> Stated problem
Starting at the line with "Type out the text in this image.", copy each line through the last one below exactly as written, without any pictures.

> The data
**********
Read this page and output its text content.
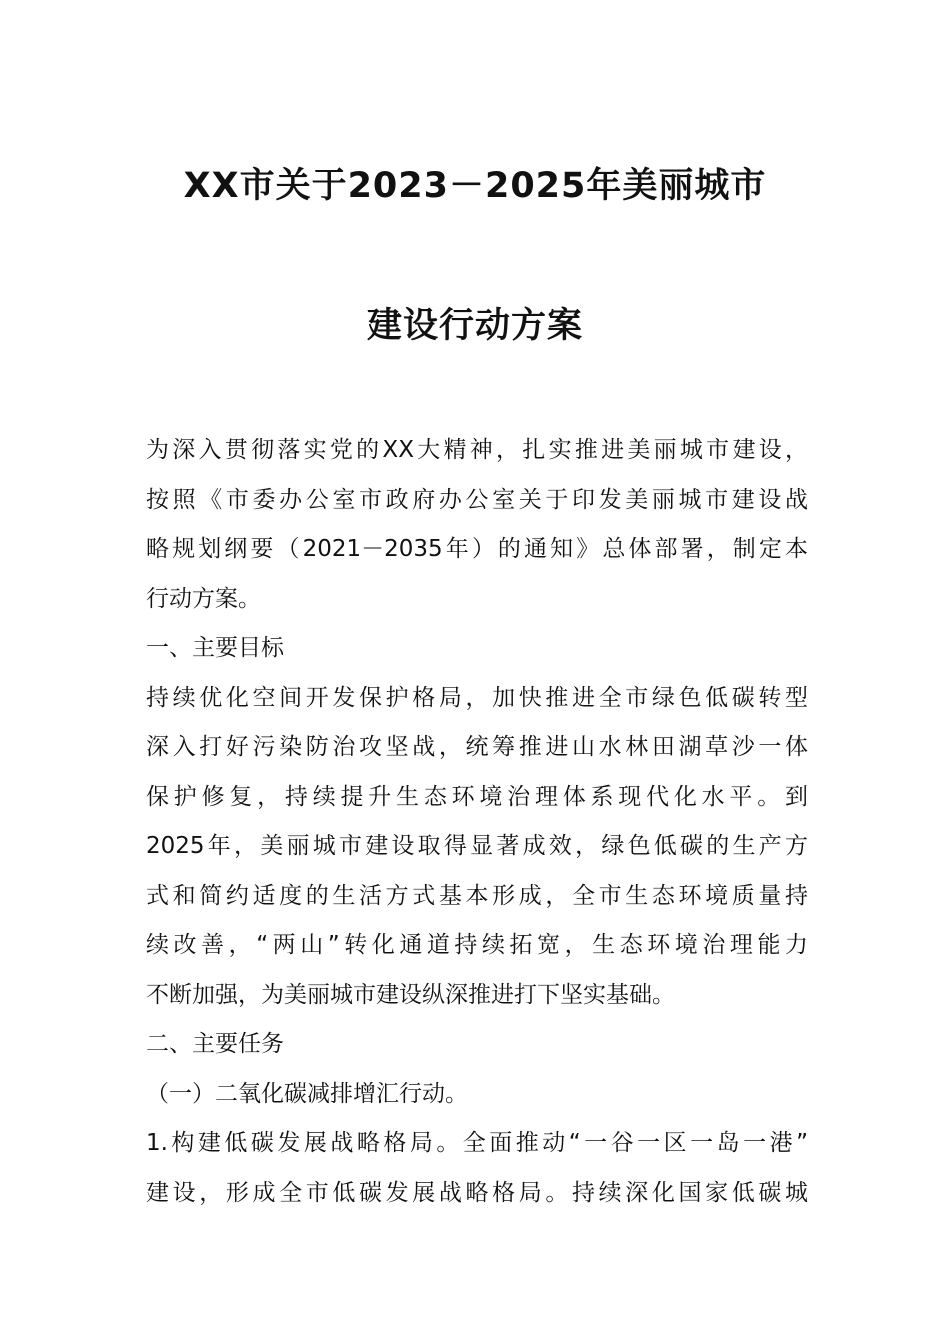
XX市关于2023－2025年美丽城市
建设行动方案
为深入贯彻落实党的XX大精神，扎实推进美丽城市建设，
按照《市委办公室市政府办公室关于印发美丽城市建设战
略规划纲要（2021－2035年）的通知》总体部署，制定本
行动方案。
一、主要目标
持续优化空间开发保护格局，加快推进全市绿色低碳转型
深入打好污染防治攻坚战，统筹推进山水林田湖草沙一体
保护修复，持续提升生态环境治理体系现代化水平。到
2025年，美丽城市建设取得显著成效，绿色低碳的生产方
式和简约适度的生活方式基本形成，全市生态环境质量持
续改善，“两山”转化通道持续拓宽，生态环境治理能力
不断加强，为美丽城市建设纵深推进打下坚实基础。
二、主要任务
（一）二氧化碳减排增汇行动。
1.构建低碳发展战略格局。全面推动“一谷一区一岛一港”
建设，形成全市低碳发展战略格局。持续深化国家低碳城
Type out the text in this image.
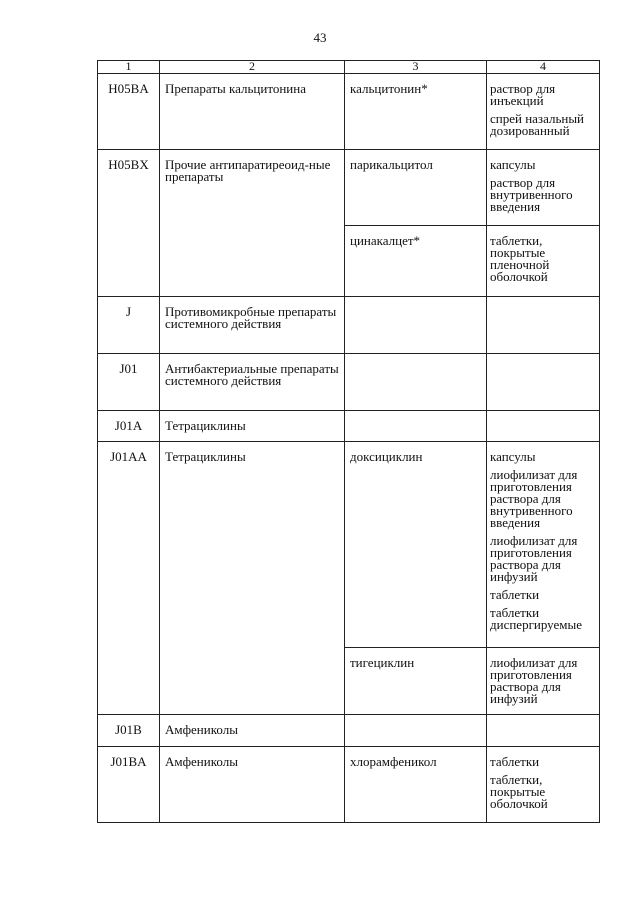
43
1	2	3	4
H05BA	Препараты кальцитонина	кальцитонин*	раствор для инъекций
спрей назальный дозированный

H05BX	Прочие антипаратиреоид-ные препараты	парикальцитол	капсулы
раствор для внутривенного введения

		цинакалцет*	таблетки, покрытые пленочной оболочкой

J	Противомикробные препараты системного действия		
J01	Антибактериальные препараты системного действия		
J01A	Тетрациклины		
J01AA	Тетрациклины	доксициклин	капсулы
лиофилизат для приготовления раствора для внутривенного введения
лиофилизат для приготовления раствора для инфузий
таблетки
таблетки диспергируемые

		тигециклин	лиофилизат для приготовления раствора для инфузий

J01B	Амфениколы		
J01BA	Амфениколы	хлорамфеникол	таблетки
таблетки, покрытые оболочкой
**********
> Solution to this exercise
Type out the text in this image.
43
1	2	3	4
H05BA	Препараты кальцитонина	кальцитонин*	раствор для инъекций
спрей назальный дозированный

H05BX	Прочие антипаратиреоид-ные препараты	парикальцитол	капсулы
раствор для внутривенного введения

		цинакалцет*	таблетки, покрытые пленочной оболочкой

J	Противомикробные препараты системного действия		
J01	Антибактериальные препараты системного действия		
J01A	Тетрациклины		
J01AA	Тетрациклины	доксициклин	капсулы
лиофилизат для приготовления раствора для внутривенного введения
лиофилизат для приготовления раствора для инфузий
таблетки
таблетки диспергируемые

		тигециклин	лиофилизат для приготовления раствора для инфузий

J01B	Амфениколы		
J01BA	Амфениколы	хлорамфеникол	таблетки
таблетки, покрытые оболочкой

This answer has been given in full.